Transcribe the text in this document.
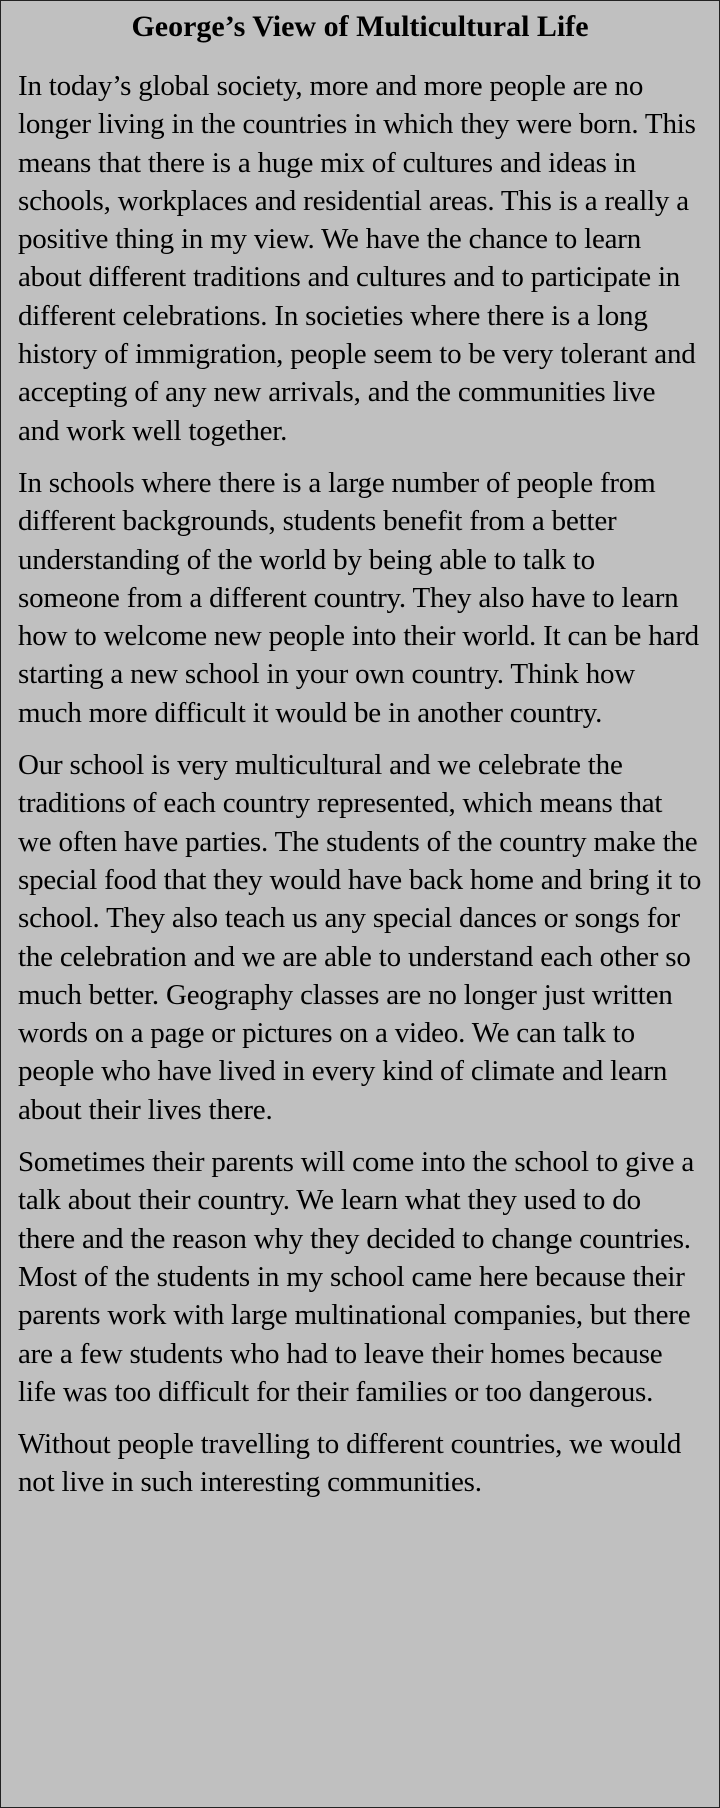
George’s View of Multicultural Life

In today’s global society, more and more people are no longer living in the countries in which they were born. This means that there is a huge mix of cultures and ideas in schools, workplaces and residential areas. This is a really a positive thing in my view. We have the chance to learn about different traditions and cultures and to participate in different celebrations. In societies where there is a long history of immigration, people seem to be very tolerant and accepting of any new arrivals, and the communities live and work well together.

In schools where there is a large number of people from different backgrounds, students benefit from a better understanding of the world by being able to talk to someone from a different country. They also have to learn how to welcome new people into their world. It can be hard starting a new school in your own country. Think how much more difficult it would be in another country.

Our school is very multicultural and we celebrate the traditions of each country represented, which means that we often have parties. The students of the country make the special food that they would have back home and bring it to school. They also teach us any special dances or songs for the celebration and we are able to understand each other so much better. Geography classes are no longer just written words on a page or pictures on a video. We can talk to people who have lived in every kind of climate and learn about their lives there.

Sometimes their parents will come into the school to give a talk about their country. We learn what they used to do there and the reason why they decided to change countries. Most of the students in my school came here because their parents work with large multinational companies, but there are a few students who had to leave their homes because life was too difficult for their families or too dangerous.

Without people travelling to different countries, we would not live in such interesting communities.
---*---
— Task to complete —
Copy out all lines that carry the word "communities".

— Expected answer —
In today’s global society, more and more people are no longer living in the countries in which they were born. This means that there is a huge mix of cultures and ideas in schools, workplaces and residential areas. This is a really a positive thing in my view. We have the chance to learn about different traditions and cultures and to participate in different celebrations. In societies where there is a long history of immigration, people seem to be very tolerant and accepting of any new arrivals, and the communities live and work well together.
Without people travelling to different countries, we would not live in such interesting communities.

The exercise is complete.